Source records
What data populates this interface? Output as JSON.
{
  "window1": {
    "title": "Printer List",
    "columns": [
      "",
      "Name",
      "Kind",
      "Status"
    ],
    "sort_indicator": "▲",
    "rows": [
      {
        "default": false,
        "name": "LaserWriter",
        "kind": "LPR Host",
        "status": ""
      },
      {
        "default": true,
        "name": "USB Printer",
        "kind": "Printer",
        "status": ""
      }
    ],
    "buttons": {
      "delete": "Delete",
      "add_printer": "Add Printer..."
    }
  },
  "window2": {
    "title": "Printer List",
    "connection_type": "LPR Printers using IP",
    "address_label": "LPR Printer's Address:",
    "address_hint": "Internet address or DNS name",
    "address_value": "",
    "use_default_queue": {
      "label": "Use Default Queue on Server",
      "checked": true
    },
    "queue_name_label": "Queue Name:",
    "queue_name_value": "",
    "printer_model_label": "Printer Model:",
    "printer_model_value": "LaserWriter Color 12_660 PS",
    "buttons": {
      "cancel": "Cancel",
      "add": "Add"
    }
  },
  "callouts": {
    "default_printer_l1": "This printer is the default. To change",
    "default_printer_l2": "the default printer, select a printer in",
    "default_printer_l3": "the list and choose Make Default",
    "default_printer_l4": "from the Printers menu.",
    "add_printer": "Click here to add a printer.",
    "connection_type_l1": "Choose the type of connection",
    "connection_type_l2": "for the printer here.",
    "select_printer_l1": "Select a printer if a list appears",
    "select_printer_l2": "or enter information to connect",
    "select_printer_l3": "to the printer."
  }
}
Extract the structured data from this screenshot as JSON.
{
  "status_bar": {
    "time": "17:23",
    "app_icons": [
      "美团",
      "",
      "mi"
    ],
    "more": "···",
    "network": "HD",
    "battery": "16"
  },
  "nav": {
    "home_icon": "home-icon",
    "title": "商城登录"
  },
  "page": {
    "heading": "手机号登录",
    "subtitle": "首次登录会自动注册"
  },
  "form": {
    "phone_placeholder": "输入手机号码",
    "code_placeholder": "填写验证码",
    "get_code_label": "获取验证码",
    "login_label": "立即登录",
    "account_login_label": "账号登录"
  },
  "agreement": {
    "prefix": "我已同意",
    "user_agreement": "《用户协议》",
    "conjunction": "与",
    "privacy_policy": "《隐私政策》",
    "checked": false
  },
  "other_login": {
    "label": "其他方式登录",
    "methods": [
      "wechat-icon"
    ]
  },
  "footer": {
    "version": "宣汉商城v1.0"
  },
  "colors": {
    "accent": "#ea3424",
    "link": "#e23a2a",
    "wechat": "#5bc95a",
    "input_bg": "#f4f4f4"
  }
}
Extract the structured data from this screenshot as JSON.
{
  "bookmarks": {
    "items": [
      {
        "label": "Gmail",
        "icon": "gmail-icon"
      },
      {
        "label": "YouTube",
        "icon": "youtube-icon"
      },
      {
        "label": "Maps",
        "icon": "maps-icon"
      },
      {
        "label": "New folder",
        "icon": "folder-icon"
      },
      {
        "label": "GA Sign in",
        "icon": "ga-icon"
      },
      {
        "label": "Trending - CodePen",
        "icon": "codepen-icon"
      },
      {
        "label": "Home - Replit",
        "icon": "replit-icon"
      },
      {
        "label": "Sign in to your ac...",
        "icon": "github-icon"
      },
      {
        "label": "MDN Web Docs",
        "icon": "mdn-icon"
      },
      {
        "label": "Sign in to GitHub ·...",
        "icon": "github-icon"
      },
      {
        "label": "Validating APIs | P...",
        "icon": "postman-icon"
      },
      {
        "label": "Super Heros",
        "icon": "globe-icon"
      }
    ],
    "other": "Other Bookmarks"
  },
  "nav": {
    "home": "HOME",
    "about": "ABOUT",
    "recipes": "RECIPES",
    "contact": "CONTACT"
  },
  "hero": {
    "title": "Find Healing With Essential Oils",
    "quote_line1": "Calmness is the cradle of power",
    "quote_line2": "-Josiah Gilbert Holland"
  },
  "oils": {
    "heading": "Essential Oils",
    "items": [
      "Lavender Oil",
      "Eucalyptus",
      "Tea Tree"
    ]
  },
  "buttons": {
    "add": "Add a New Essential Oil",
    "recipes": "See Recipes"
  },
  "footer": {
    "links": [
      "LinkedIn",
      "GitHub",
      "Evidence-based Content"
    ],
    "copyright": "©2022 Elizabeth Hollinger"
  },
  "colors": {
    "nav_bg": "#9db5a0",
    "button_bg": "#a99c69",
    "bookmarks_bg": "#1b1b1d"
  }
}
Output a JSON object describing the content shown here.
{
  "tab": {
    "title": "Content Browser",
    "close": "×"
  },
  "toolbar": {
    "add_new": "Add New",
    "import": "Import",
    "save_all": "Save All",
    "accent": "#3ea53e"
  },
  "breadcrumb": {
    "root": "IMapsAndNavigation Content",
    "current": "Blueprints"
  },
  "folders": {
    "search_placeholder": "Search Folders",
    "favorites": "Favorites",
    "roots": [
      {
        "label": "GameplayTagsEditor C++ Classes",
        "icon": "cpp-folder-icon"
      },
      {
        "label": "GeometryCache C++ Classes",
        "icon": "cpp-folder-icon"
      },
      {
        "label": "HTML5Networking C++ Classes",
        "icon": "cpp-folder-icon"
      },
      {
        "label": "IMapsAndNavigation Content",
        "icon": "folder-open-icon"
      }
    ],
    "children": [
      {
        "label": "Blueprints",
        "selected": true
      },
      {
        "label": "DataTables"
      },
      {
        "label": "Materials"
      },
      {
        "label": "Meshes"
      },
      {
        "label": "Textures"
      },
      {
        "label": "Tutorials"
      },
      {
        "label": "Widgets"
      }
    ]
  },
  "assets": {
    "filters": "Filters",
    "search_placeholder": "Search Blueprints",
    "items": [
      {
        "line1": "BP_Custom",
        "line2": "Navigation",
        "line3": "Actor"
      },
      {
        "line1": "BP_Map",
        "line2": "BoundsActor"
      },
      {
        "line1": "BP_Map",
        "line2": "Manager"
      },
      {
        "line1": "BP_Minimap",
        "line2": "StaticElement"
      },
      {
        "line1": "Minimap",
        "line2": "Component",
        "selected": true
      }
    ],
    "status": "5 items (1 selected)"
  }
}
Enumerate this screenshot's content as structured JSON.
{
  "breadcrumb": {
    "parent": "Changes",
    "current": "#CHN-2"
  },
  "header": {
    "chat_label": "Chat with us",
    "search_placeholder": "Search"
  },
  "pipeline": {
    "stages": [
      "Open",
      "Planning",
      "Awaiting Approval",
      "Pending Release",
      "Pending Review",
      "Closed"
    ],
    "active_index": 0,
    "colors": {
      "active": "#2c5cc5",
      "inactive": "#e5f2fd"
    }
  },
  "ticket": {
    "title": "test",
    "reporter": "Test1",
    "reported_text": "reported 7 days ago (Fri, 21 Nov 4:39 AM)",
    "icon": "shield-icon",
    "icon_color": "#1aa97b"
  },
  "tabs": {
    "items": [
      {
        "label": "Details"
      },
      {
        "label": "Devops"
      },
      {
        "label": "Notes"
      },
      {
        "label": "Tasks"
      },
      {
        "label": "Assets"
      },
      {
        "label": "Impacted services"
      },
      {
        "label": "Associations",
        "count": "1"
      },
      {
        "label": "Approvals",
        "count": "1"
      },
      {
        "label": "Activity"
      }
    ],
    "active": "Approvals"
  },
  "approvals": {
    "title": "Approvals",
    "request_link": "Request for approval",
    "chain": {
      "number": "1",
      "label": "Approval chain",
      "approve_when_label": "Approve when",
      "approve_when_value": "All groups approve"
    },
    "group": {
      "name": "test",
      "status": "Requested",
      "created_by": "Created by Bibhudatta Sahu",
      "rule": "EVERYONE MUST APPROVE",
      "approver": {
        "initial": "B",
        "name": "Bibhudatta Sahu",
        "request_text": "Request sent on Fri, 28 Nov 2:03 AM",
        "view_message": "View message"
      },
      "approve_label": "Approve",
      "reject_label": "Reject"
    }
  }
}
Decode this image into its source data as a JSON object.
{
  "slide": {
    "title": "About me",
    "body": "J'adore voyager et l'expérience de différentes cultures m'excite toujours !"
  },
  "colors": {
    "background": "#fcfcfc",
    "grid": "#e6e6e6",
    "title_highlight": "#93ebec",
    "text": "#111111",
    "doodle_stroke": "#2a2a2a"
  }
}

Task details
Tell how many lines in the material above include the word "Classes", giving the number only.

Task output
3